- [Problem to work on] Reproduce the listing below exactly. Pictures do not belong in the copy.

- [Information supplied]

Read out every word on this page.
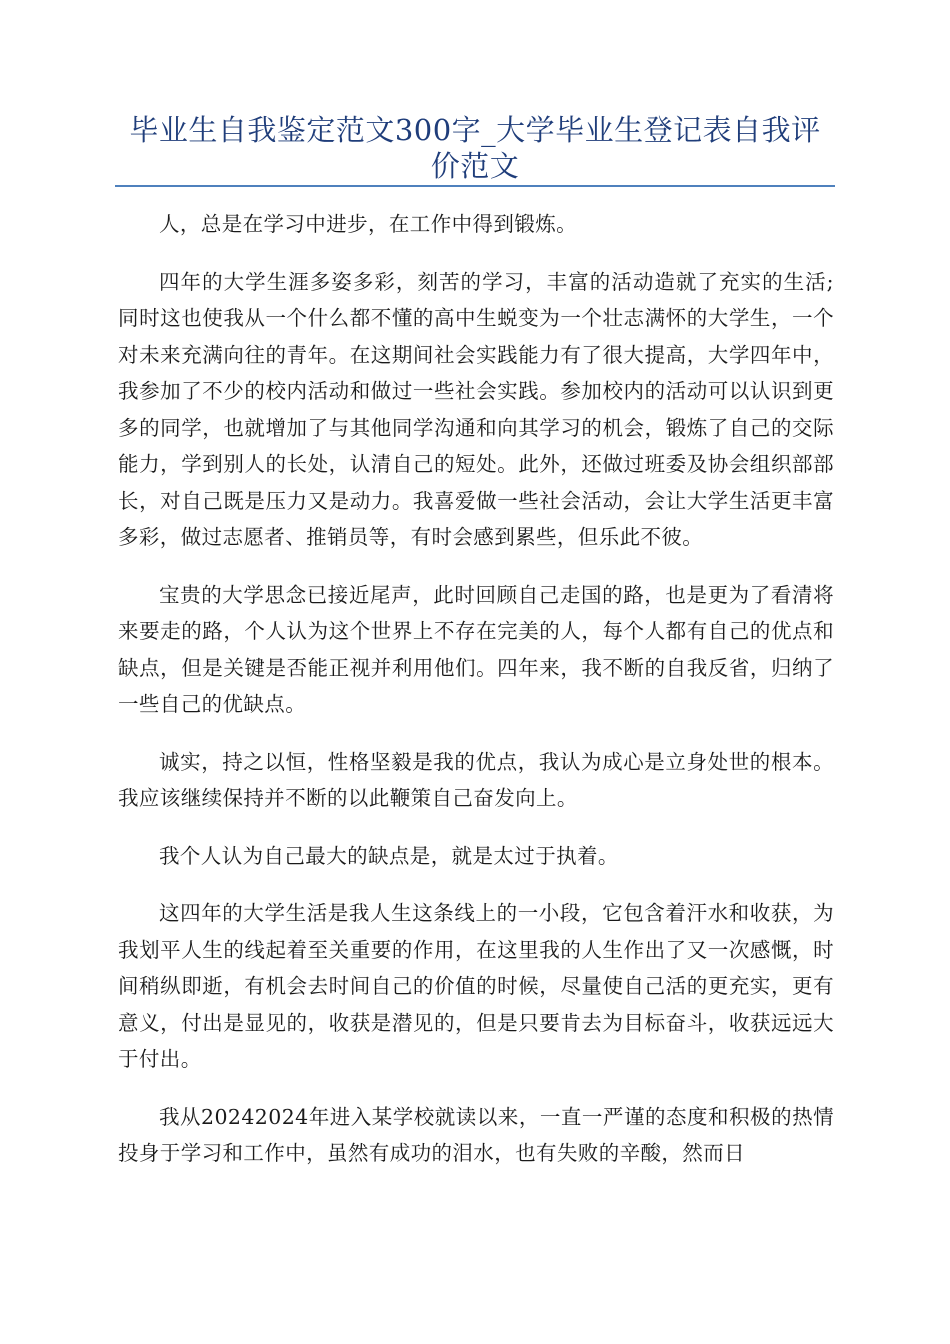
毕业生自我鉴定范文300字_大学毕业生登记表自我评价范文

人，总是在学习中进步，在工作中得到锻炼。

四年的大学生涯多姿多彩，刻苦的学习，丰富的活动造就了充实的生活;同时这也使我从一个什么都不懂的高中生蜕变为一个壮志满怀的大学生，一个对未来充满向往的青年。在这期间社会实践能力有了很大提高，大学四年中，我参加了不少的校内活动和做过一些社会实践。参加校内的活动可以认识到更多的同学，也就增加了与其他同学沟通和向其学习的机会，锻炼了自己的交际能力，学到别人的长处，认清自己的短处。此外，还做过班委及协会组织部部长，对自己既是压力又是动力。我喜爱做一些社会活动，会让大学生活更丰富多彩，做过志愿者、推销员等，有时会感到累些，但乐此不彼。

宝贵的大学思念已接近尾声，此时回顾自己走国的路，也是更为了看清将来要走的路，个人认为这个世界上不存在完美的人，每个人都有自己的优点和缺点，但是关键是否能正视并利用他们。四年来，我不断的自我反省，归纳了一些自己的优缺点。

诚实，持之以恒，性格坚毅是我的优点，我认为成心是立身处世的根本。我应该继续保持并不断的以此鞭策自己奋发向上。

我个人认为自己最大的缺点是，就是太过于执着。

这四年的大学生活是我人生这条线上的一小段，它包含着汗水和收获，为我划平人生的线起着至关重要的作用，在这里我的人生作出了又一次感慨，时间稍纵即逝，有机会去时间自己的价值的时候，尽量使自己活的更充实，更有意义，付出是显见的，收获是潜见的，但是只要肯去为目标奋斗，收获远远大于付出。

我从20242024年进入某学校就读以来，一直一严谨的态度和积极的热情投身于学习和工作中，虽然有成功的泪水，也有失败的辛酸，然而日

- [Answer to the problem]
Read out every word on this page.
毕业生自我鉴定范文300字_大学毕业生登记表自我评价范文

人，总是在学习中进步，在工作中得到锻炼。

四年的大学生涯多姿多彩，刻苦的学习，丰富的活动造就了充实的生活;同时这也使我从一个什么都不懂的高中生蜕变为一个壮志满怀的大学生，一个对未来充满向往的青年。在这期间社会实践能力有了很大提高，大学四年中，我参加了不少的校内活动和做过一些社会实践。参加校内的活动可以认识到更多的同学，也就增加了与其他同学沟通和向其学习的机会，锻炼了自己的交际能力，学到别人的长处，认清自己的短处。此外，还做过班委及协会组织部部长，对自己既是压力又是动力。我喜爱做一些社会活动，会让大学生活更丰富多彩，做过志愿者、推销员等，有时会感到累些，但乐此不彼。

宝贵的大学思念已接近尾声，此时回顾自己走国的路，也是更为了看清将来要走的路，个人认为这个世界上不存在完美的人，每个人都有自己的优点和缺点，但是关键是否能正视并利用他们。四年来，我不断的自我反省，归纳了一些自己的优缺点。

诚实，持之以恒，性格坚毅是我的优点，我认为成心是立身处世的根本。我应该继续保持并不断的以此鞭策自己奋发向上。

我个人认为自己最大的缺点是，就是太过于执着。

这四年的大学生活是我人生这条线上的一小段，它包含着汗水和收获，为我划平人生的线起着至关重要的作用，在这里我的人生作出了又一次感慨，时间稍纵即逝，有机会去时间自己的价值的时候，尽量使自己活的更充实，更有意义，付出是显见的，收获是潜见的，但是只要肯去为目标奋斗，收获远远大于付出。

我从20242024年进入某学校就读以来，一直一严谨的态度和积极的热情投身于学习和工作中，虽然有成功的泪水，也有失败的辛酸，然而日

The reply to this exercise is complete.